You are to retype all of the data exactly as it appears.

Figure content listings

########

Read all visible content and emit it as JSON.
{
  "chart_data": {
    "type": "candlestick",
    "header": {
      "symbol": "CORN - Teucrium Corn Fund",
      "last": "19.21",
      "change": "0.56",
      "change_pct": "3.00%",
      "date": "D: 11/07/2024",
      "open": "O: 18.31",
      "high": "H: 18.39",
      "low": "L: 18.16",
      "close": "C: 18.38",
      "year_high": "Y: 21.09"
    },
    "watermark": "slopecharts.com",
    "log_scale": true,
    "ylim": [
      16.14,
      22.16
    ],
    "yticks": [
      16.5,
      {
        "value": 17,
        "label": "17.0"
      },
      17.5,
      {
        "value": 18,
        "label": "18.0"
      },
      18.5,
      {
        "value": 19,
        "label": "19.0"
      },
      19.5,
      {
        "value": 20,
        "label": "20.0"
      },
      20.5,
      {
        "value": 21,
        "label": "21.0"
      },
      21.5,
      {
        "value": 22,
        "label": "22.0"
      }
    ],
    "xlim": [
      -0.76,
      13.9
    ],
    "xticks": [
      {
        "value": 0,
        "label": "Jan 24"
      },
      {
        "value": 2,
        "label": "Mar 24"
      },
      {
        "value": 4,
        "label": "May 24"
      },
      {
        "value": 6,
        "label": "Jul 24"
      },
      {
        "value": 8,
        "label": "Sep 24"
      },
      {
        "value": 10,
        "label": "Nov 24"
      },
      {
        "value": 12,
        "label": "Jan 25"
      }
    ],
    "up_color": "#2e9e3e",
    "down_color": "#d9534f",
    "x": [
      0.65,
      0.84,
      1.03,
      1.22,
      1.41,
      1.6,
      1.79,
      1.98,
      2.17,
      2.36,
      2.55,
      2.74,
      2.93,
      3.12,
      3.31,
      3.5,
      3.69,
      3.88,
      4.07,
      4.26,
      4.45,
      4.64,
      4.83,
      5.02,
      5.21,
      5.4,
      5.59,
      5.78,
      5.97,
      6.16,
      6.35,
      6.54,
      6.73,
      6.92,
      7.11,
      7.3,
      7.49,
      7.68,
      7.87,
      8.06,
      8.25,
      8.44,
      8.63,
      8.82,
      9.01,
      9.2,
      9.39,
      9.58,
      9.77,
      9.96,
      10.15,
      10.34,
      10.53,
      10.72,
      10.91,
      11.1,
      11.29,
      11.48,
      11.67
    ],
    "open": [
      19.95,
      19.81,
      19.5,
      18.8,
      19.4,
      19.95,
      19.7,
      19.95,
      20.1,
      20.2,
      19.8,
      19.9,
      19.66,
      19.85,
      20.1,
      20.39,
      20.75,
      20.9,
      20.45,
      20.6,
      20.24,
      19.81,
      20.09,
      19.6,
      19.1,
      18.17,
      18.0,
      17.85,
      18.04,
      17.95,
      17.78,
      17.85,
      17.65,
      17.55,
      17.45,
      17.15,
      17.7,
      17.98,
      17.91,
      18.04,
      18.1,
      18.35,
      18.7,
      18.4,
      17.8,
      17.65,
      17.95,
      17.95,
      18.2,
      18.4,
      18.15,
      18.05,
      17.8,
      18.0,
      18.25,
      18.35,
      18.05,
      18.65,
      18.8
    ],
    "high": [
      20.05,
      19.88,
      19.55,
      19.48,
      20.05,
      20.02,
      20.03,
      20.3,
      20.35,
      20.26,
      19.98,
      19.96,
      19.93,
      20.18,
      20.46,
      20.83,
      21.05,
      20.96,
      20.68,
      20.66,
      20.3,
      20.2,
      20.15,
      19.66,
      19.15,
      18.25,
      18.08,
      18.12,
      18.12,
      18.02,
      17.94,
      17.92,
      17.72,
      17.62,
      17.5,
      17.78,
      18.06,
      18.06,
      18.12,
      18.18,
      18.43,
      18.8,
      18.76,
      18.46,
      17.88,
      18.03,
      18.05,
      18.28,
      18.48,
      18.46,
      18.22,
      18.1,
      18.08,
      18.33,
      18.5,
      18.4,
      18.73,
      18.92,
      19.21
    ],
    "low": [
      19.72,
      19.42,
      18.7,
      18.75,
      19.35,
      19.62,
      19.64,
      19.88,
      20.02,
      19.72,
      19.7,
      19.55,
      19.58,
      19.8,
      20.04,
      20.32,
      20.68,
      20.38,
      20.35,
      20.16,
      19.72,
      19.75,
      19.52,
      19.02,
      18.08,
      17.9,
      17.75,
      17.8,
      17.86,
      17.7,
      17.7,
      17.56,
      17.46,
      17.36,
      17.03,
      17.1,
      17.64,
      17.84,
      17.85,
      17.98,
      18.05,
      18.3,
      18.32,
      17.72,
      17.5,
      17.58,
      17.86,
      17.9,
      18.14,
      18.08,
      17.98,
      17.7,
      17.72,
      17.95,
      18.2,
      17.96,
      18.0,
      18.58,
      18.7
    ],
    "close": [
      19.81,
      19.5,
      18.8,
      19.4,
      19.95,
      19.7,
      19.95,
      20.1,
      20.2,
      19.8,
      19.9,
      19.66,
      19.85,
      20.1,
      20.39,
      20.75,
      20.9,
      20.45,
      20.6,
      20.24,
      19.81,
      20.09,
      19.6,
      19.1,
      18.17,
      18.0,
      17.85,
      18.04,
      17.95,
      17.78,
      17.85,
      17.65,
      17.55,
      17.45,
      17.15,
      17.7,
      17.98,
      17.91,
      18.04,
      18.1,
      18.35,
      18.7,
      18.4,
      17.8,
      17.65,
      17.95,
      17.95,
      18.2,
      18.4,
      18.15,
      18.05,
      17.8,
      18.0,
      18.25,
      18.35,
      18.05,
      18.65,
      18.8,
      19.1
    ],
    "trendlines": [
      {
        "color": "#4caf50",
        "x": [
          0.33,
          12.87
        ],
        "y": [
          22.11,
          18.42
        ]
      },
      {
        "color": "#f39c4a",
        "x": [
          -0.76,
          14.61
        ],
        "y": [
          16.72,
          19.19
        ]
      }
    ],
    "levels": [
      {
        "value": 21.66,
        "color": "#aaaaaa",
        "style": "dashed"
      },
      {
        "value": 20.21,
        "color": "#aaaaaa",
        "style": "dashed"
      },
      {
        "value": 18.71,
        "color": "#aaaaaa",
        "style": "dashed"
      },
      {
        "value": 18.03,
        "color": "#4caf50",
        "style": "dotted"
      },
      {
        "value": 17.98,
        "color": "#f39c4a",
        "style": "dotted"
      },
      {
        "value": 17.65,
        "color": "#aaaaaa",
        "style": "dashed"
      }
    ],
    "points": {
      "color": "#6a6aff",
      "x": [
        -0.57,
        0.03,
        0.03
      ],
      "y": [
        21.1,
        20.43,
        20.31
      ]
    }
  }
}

########

Reply to the task
Read all visible content and emit it as JSON.
{
  "chart_data": {
    "type": "candlestick",
    "header": {
      "symbol": "CORN - Teucrium Corn Fund",
      "last": "19.21",
      "change": "0.56",
      "change_pct": "3.00%",
      "date": "D: 11/07/2024",
      "open": "O: 18.31",
      "high": "H: 18.39",
      "low": "L: 18.16",
      "close": "C: 18.38",
      "year_high": "Y: 21.09"
    },
    "watermark": "slopecharts.com",
    "log_scale": true,
    "ylim": [
      16.14,
      22.16
    ],
    "yticks": [
      16.5,
      {
        "value": 17,
        "label": "17.0"
      },
      17.5,
      {
        "value": 18,
        "label": "18.0"
      },
      18.5,
      {
        "value": 19,
        "label": "19.0"
      },
      19.5,
      {
        "value": 20,
        "label": "20.0"
      },
      20.5,
      {
        "value": 21,
        "label": "21.0"
      },
      21.5,
      {
        "value": 22,
        "label": "22.0"
      }
    ],
    "xlim": [
      -0.76,
      13.9
    ],
    "xticks": [
      {
        "value": 0,
        "label": "Jan 24"
      },
      {
        "value": 2,
        "label": "Mar 24"
      },
      {
        "value": 4,
        "label": "May 24"
      },
      {
        "value": 6,
        "label": "Jul 24"
      },
      {
        "value": 8,
        "label": "Sep 24"
      },
      {
        "value": 10,
        "label": "Nov 24"
      },
      {
        "value": 12,
        "label": "Jan 25"
      }
    ],
    "up_color": "#2e9e3e",
    "down_color": "#d9534f",
    "x": [
      0.65,
      0.84,
      1.03,
      1.22,
      1.41,
      1.6,
      1.79,
      1.98,
      2.17,
      2.36,
      2.55,
      2.74,
      2.93,
      3.12,
      3.31,
      3.5,
      3.69,
      3.88,
      4.07,
      4.26,
      4.45,
      4.64,
      4.83,
      5.02,
      5.21,
      5.4,
      5.59,
      5.78,
      5.97,
      6.16,
      6.35,
      6.54,
      6.73,
      6.92,
      7.11,
      7.3,
      7.49,
      7.68,
      7.87,
      8.06,
      8.25,
      8.44,
      8.63,
      8.82,
      9.01,
      9.2,
      9.39,
      9.58,
      9.77,
      9.96,
      10.15,
      10.34,
      10.53,
      10.72,
      10.91,
      11.1,
      11.29,
      11.48,
      11.67
    ],
    "open": [
      19.95,
      19.81,
      19.5,
      18.8,
      19.4,
      19.95,
      19.7,
      19.95,
      20.1,
      20.2,
      19.8,
      19.9,
      19.66,
      19.85,
      20.1,
      20.39,
      20.75,
      20.9,
      20.45,
      20.6,
      20.24,
      19.81,
      20.09,
      19.6,
      19.1,
      18.17,
      18.0,
      17.85,
      18.04,
      17.95,
      17.78,
      17.85,
      17.65,
      17.55,
      17.45,
      17.15,
      17.7,
      17.98,
      17.91,
      18.04,
      18.1,
      18.35,
      18.7,
      18.4,
      17.8,
      17.65,
      17.95,
      17.95,
      18.2,
      18.4,
      18.15,
      18.05,
      17.8,
      18.0,
      18.25,
      18.35,
      18.05,
      18.65,
      18.8
    ],
    "high": [
      20.05,
      19.88,
      19.55,
      19.48,
      20.05,
      20.02,
      20.03,
      20.3,
      20.35,
      20.26,
      19.98,
      19.96,
      19.93,
      20.18,
      20.46,
      20.83,
      21.05,
      20.96,
      20.68,
      20.66,
      20.3,
      20.2,
      20.15,
      19.66,
      19.15,
      18.25,
      18.08,
      18.12,
      18.12,
      18.02,
      17.94,
      17.92,
      17.72,
      17.62,
      17.5,
      17.78,
      18.06,
      18.06,
      18.12,
      18.18,
      18.43,
      18.8,
      18.76,
      18.46,
      17.88,
      18.03,
      18.05,
      18.28,
      18.48,
      18.46,
      18.22,
      18.1,
      18.08,
      18.33,
      18.5,
      18.4,
      18.73,
      18.92,
      19.21
    ],
    "low": [
      19.72,
      19.42,
      18.7,
      18.75,
      19.35,
      19.62,
      19.64,
      19.88,
      20.02,
      19.72,
      19.7,
      19.55,
      19.58,
      19.8,
      20.04,
      20.32,
      20.68,
      20.38,
      20.35,
      20.16,
      19.72,
      19.75,
      19.52,
      19.02,
      18.08,
      17.9,
      17.75,
      17.8,
      17.86,
      17.7,
      17.7,
      17.56,
      17.46,
      17.36,
      17.03,
      17.1,
      17.64,
      17.84,
      17.85,
      17.98,
      18.05,
      18.3,
      18.32,
      17.72,
      17.5,
      17.58,
      17.86,
      17.9,
      18.14,
      18.08,
      17.98,
      17.7,
      17.72,
      17.95,
      18.2,
      17.96,
      18.0,
      18.58,
      18.7
    ],
    "close": [
      19.81,
      19.5,
      18.8,
      19.4,
      19.95,
      19.7,
      19.95,
      20.1,
      20.2,
      19.8,
      19.9,
      19.66,
      19.85,
      20.1,
      20.39,
      20.75,
      20.9,
      20.45,
      20.6,
      20.24,
      19.81,
      20.09,
      19.6,
      19.1,
      18.17,
      18.0,
      17.85,
      18.04,
      17.95,
      17.78,
      17.85,
      17.65,
      17.55,
      17.45,
      17.15,
      17.7,
      17.98,
      17.91,
      18.04,
      18.1,
      18.35,
      18.7,
      18.4,
      17.8,
      17.65,
      17.95,
      17.95,
      18.2,
      18.4,
      18.15,
      18.05,
      17.8,
      18.0,
      18.25,
      18.35,
      18.05,
      18.65,
      18.8,
      19.1
    ],
    "trendlines": [
      {
        "color": "#4caf50",
        "x": [
          0.33,
          12.87
        ],
        "y": [
          22.11,
          18.42
        ]
      },
      {
        "color": "#f39c4a",
        "x": [
          -0.76,
          14.61
        ],
        "y": [
          16.72,
          19.19
        ]
      }
    ],
    "levels": [
      {
        "value": 21.66,
        "color": "#aaaaaa",
        "style": "dashed"
      },
      {
        "value": 20.21,
        "color": "#aaaaaa",
        "style": "dashed"
      },
      {
        "value": 18.71,
        "color": "#aaaaaa",
        "style": "dashed"
      },
      {
        "value": 18.03,
        "color": "#4caf50",
        "style": "dotted"
      },
      {
        "value": 17.98,
        "color": "#f39c4a",
        "style": "dotted"
      },
      {
        "value": 17.65,
        "color": "#aaaaaa",
        "style": "dashed"
      }
    ],
    "points": {
      "color": "#6a6aff",
      "x": [
        -0.57,
        0.03,
        0.03
      ],
      "y": [
        21.1,
        20.43,
        20.31
      ]
    }
  }
}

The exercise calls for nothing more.